_Instruction_: Tally the lines in the listing below that contain "value" and report the tally alone.

[Begin The data]

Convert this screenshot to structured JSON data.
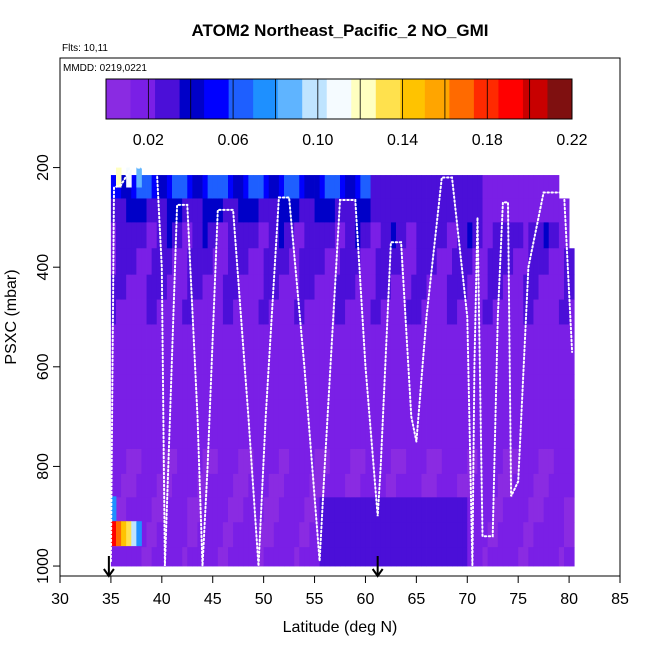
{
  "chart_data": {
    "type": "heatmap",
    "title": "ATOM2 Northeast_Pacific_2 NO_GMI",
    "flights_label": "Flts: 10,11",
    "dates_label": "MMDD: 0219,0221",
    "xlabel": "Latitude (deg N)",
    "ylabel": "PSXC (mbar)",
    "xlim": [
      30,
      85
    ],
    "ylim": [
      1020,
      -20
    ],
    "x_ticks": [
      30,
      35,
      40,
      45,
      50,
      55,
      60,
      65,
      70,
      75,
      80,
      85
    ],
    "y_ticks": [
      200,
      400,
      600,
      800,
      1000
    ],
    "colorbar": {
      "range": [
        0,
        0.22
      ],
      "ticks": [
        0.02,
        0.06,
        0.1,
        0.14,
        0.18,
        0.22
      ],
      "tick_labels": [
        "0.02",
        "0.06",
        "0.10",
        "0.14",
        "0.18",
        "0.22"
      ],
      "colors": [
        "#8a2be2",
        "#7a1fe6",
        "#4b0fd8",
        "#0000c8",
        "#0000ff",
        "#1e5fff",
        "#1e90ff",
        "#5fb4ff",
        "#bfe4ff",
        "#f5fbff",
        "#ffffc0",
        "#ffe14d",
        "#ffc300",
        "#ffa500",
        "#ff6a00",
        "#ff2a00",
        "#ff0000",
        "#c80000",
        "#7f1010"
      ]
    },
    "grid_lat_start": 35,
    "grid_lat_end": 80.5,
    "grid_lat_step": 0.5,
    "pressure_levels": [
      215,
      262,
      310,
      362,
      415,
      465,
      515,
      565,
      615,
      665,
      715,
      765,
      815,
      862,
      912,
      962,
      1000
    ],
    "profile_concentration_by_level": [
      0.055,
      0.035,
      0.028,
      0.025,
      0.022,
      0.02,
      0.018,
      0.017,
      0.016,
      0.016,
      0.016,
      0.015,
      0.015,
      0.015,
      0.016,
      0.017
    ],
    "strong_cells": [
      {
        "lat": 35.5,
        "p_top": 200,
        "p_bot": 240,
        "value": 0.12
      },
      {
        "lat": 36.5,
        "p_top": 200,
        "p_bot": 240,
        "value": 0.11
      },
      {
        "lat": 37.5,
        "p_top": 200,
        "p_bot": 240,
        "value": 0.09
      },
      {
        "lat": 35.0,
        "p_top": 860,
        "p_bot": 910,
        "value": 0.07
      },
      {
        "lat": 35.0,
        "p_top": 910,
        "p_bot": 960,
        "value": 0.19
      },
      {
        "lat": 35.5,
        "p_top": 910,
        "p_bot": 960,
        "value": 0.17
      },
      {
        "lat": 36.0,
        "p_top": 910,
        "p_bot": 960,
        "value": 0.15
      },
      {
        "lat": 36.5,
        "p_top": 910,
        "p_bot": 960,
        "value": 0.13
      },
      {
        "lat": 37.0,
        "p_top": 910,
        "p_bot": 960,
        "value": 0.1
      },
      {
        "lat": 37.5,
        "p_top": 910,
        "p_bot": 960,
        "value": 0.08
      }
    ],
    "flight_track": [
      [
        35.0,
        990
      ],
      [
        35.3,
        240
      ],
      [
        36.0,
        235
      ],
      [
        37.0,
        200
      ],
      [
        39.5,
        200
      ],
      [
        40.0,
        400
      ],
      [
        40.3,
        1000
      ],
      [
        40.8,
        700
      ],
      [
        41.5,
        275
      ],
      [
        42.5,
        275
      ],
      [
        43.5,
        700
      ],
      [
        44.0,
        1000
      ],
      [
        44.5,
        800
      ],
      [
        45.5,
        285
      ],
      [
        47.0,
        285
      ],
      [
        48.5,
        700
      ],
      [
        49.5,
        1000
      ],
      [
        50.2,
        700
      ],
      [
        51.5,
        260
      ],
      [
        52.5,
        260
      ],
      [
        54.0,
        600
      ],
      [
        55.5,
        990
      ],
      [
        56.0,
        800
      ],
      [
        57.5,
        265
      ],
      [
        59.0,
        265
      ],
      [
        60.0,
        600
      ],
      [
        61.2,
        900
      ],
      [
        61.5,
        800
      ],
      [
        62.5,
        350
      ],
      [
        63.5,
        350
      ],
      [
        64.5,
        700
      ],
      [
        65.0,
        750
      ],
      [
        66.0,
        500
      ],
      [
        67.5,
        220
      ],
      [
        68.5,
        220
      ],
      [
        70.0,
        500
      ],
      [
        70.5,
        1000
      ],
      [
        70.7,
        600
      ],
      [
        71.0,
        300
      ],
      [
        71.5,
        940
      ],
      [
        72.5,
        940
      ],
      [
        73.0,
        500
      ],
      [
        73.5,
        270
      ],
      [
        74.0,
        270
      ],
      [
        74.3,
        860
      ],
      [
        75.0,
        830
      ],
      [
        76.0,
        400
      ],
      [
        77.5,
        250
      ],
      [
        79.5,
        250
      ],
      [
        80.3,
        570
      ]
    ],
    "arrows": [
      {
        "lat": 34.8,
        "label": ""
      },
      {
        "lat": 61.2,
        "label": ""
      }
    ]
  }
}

[End The data]

_Final answer_: 10